What is required | Look through the records below, count the lines with the word "desired", and reply with only the number.

Extracted data entries |
________________________________________
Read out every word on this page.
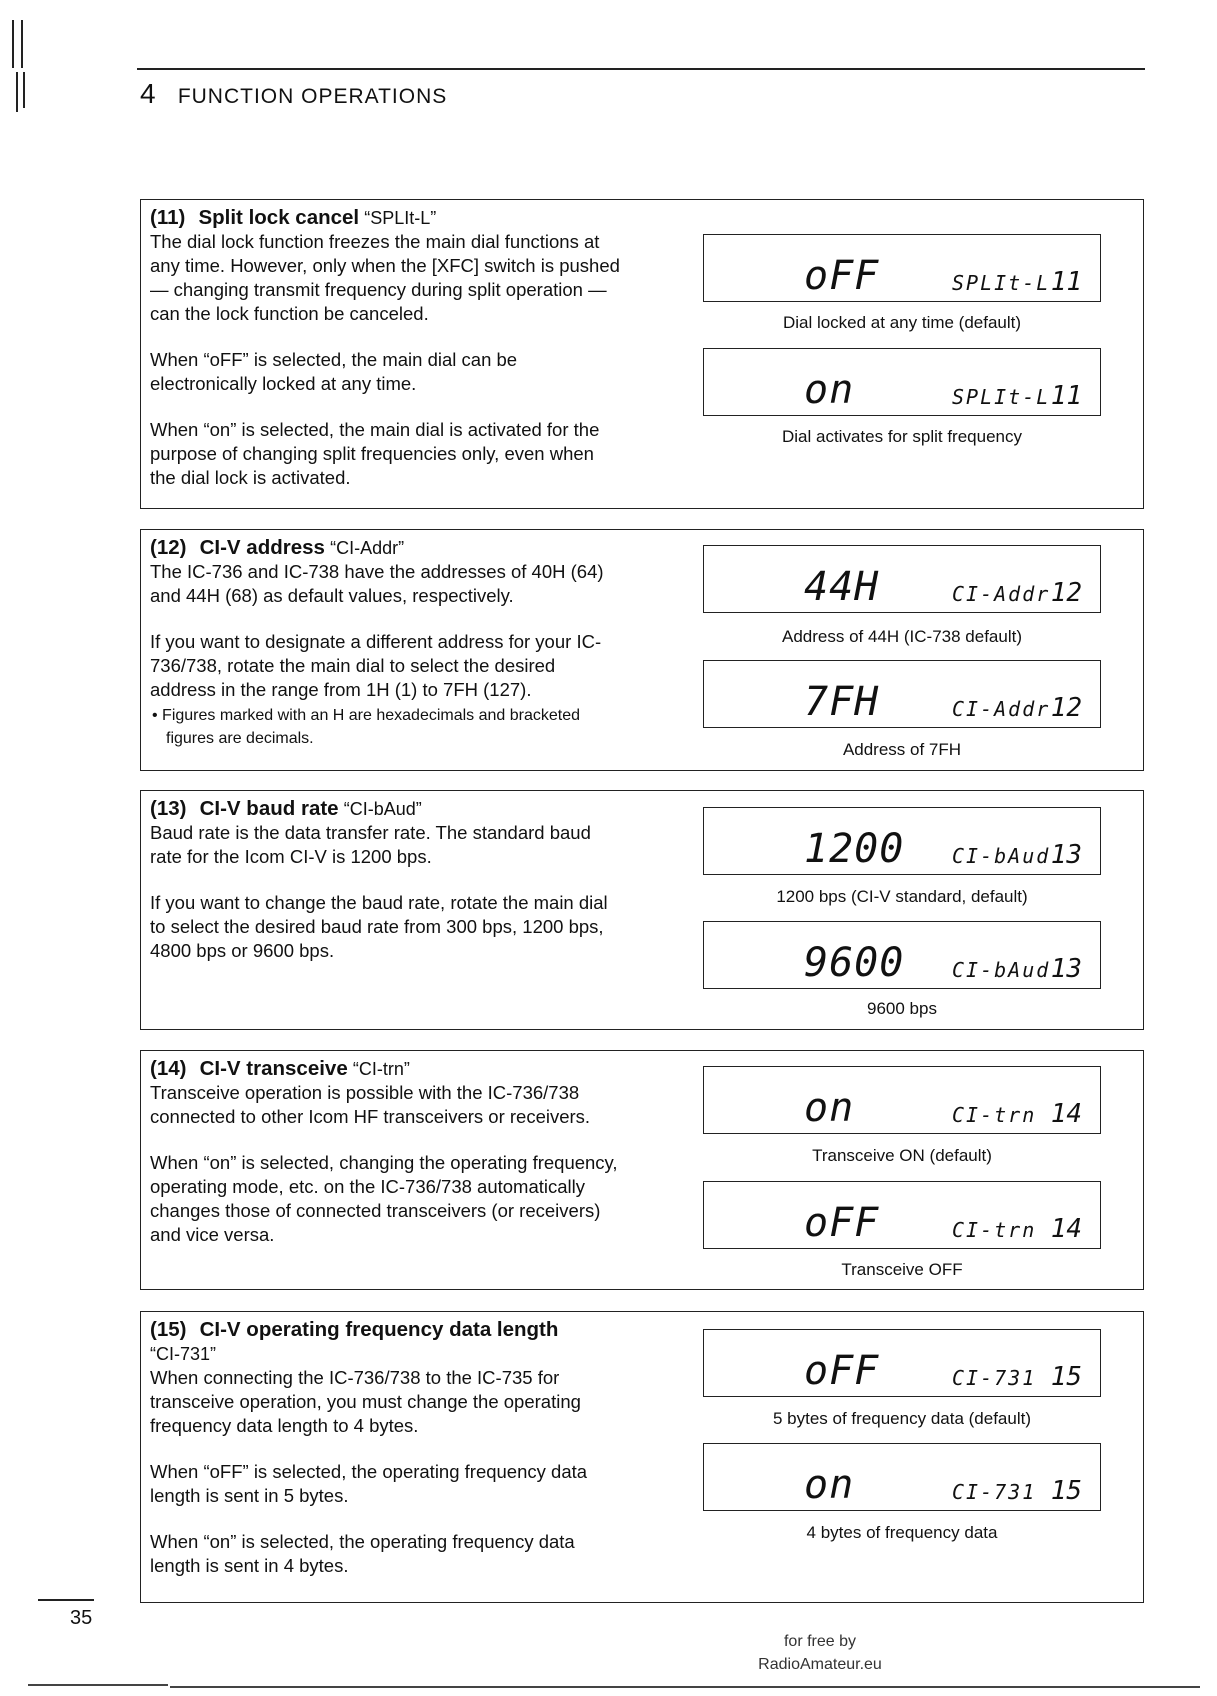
4 FUNCTION OPERATIONS
(11) Split lock cancel “SPLIt-L”

The dial lock function freezes the main dial functions at any time. However, only when the [XFC] switch is pushed — changing transmit frequency during split operation — can the lock function be canceled.

When “oFF” is selected, the main dial can be electronically locked at any time.

When “on” is selected, the main dial is activated for the purpose of changing split frequencies only, even when the dial lock is activated.

oFF	SPLIt-L 11
Dial locked at any time (default)
on	SPLIt-L 11
Dial activates for split frequency
(12) CI-V address “CI-Addr”

The IC-736 and IC-738 have the addresses of 40H (64) and 44H (68) as default values, respectively.

If you want to designate a different address for your IC-736/738, rotate the main dial to select the desired address in the range from 1H (1) to 7FH (127).

• Figures marked with an H are hexadecimals and bracketed figures are decimals.

44H	CI-Addr 12
Address of 44H (IC-738 default)
7FH	CI-Addr 12
Address of 7FH
(13) CI-V baud rate “CI-bAud”

Baud rate is the data transfer rate. The standard baud rate for the Icom CI-V is 1200 bps.

If you want to change the baud rate, rotate the main dial to select the desired baud rate from 300 bps, 1200 bps, 4800 bps or 9600 bps.

1200 CI-bAud 13
1200 bps (CI-V standard, default)
9600 CI-bAud 13
9600 bps
(14) CI-V transceive “CI-trn”

Transceive operation is possible with the IC-736/738 connected to other Icom HF transceivers or receivers.

When “on” is selected, changing the operating frequency, operating mode, etc. on the IC-736/738 automatically changes those of connected transceivers (or receivers) and vice versa.

on	CI-trn 14
Transceive ON (default)
oFF	CI-trn 14
Transceive OFF
(15) CI-V operating frequency data length “CI-731”

When connecting the IC-736/738 to the IC-735 for transceive operation, you must change the operating frequency data length to 4 bytes.

When “oFF” is selected, the operating frequency data length is sent in 5 bytes.

When “on” is selected, the operating frequency data length is sent in 4 bytes.

oFF	CI-731 15
5 bytes of frequency data (default)
on	CI-731 15
4 bytes of frequency data
35
for free by
RadioAmateur.eu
________________________________________
Problem solution | 2